→ TESTO DI PARTENZA:
____

La Corte di Cassazione ha confermato la condanna di Vittorio Cecchi Gori a 5 anni e 6 mesi di reclusione per il crac della casa di produzione Safin. Ribadita la sentenza in secondo grado dell’ottobre 2018 per l’ex presidente della Fiorentina.

L’ex proprietario della Fiorentina Vittorio Cecchi Gori, dopo la condanna in secondo grado dell’ottobre 2018, si è visto ribadire la sentenza, della quale sarà rivista solo la durata delle pene accessorie nell’appello bis. L’imprenditore italiano è stato condannato a 5 anni e 6 mesi di reclusione per il crac della casa di produzione Safin. Secondo quanto riporta stamane La Nazione, la parabola di Vittorio Cecchi Gori rasenta il dramma. Il quotidiano spiega quanto comunicato ieri sulla condanna all’ex patron della Fiorentina per il crac della Safin.

____

→ DATI DELLA FONTE:
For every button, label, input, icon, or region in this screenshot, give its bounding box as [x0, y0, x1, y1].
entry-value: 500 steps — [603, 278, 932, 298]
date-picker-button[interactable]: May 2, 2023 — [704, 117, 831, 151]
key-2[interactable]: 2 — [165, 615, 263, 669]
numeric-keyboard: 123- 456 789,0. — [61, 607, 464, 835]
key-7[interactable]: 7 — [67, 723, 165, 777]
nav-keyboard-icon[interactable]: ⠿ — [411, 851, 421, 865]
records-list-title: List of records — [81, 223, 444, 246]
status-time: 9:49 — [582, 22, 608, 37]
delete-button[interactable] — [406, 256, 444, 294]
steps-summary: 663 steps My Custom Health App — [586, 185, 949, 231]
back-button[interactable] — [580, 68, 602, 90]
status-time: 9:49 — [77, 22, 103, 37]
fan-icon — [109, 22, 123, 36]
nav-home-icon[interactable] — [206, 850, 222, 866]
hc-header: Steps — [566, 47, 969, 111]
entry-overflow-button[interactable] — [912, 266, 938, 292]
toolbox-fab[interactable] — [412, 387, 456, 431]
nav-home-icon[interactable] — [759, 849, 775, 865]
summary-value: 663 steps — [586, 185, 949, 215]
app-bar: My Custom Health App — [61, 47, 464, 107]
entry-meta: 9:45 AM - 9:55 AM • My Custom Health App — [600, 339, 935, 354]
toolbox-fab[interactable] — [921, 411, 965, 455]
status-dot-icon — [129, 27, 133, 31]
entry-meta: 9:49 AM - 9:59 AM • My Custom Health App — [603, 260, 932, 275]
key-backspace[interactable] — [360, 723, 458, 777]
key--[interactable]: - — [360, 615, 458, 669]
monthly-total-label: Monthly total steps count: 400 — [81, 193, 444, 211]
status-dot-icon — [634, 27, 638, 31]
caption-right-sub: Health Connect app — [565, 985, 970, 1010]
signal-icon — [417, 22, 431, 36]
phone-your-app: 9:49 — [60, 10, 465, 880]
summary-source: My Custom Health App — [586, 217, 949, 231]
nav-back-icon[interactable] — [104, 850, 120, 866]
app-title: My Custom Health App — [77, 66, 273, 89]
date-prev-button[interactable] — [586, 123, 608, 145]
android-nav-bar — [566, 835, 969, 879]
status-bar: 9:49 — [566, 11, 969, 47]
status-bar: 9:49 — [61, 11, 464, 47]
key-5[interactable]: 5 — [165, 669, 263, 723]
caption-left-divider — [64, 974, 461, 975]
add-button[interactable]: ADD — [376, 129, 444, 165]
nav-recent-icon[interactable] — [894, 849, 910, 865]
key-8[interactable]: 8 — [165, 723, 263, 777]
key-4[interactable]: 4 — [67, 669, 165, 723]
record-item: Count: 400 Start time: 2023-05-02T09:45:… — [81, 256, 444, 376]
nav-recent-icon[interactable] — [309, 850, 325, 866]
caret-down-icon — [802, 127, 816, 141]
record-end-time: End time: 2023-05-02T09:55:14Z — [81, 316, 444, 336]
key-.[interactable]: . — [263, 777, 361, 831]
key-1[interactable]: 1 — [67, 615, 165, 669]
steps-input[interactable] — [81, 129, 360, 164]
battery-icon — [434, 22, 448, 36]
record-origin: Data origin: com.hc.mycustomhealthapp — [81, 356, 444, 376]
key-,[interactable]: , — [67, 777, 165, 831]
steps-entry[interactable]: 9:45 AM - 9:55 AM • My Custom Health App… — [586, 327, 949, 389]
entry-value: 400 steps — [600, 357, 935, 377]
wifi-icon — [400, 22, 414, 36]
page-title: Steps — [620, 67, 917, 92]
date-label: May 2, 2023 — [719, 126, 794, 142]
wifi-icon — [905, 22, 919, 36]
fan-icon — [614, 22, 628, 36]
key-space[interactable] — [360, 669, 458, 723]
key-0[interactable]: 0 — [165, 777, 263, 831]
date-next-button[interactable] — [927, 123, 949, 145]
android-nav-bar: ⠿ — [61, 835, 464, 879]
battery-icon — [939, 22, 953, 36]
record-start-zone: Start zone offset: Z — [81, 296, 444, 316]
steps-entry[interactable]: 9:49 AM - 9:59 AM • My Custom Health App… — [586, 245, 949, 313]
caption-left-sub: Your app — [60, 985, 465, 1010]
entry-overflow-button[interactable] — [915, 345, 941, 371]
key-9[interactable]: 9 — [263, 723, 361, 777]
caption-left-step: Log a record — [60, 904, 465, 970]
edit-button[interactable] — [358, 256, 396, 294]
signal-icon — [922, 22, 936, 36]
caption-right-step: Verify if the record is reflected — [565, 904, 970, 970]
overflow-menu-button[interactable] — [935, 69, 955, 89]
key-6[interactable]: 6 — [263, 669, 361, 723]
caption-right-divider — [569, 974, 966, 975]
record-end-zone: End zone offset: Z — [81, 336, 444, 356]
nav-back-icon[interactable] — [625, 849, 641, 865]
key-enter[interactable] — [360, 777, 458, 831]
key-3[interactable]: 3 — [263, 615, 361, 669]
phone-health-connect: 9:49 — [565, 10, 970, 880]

____

→ CONSEGNA 1:
Cita dall'articolo sulla condanna di Cecchi Gori tutto il testo che va da "La Corte di" giù fino a "crac della Safin.".
→ CONSEGNA 2:
Elenca tutti i nomi propri che compaiono nell'articolo sulla condanna di Cecchi Gori, indicando ciascuno una sola volta.
→ CONSEGNA 3:
Prosegui l'articolo sulla condanna di Cecchi Gori dal punto in cui si interrompe.

→ RISPOSTA 1:
La Corte di Cassazione ha confermato la condanna di Vittorio Cecchi Gori a 5 anni e 6 mesi di reclusione per il crac della casa di produzione Safin. Ribadita la sentenza in secondo grado dell’ottobre 2018 per l’ex presidente della Fiorentina.

L’ex proprietario della Fiorentina Vittorio Cecchi Gori, dopo la condanna in secondo grado dell’ottobre 2018, si è visto ribadire la sentenza, della quale sarà rivista solo la durata delle pene accessorie nell’appello bis. L’imprenditore italiano è stato condannato a 5 anni e 6 mesi di reclusione per il crac della casa di produzione Safin. Secondo quanto riporta stamane La Nazione, la parabola di Vittorio Cecchi Gori rasenta il dramma. Il quotidiano spiega quanto comunicato ieri sulla condanna all’ex patron della Fiorentina per il crac della Safin.

→ RISPOSTA 2:
Corte di Cassazione, Vittorio Cecchi Gori, Safin, Fiorentina, La Nazione

→ RISPOSTA 3:
“Cecchi Gori: una famiglia italiana” VIDEO

Le vicissitudini professionali e umane di Mario e soprattutto di Vittorio sono state recentemente raccontate dal docufilm “Cecchi Gori: una famiglia italiana“, presentato alla scorsa edizione del Festival del Cinema di Roma.

L’ex patron della Fiorentina, al timone viola dal ’93 al 2002, adesso rischia davvero nuovamente il carcere. Possono salvarlo solo le sue condizioni di salute, precarie dopo il ricovero al Policlinico di Roma nel settembre scorso. La Cassazione lo ha condannato a cinque anni e mezzo per il crac da 24 milioni di euro della sua azienda cinematografica, che come la Fiorentina ha vissuto anni d’oro prima della drammatica caduta. Ora saranno i giudici dell’esecuzione ad occuparsi di lui e valutare le istanze legali che saranno messe in campo per evitare il carcere.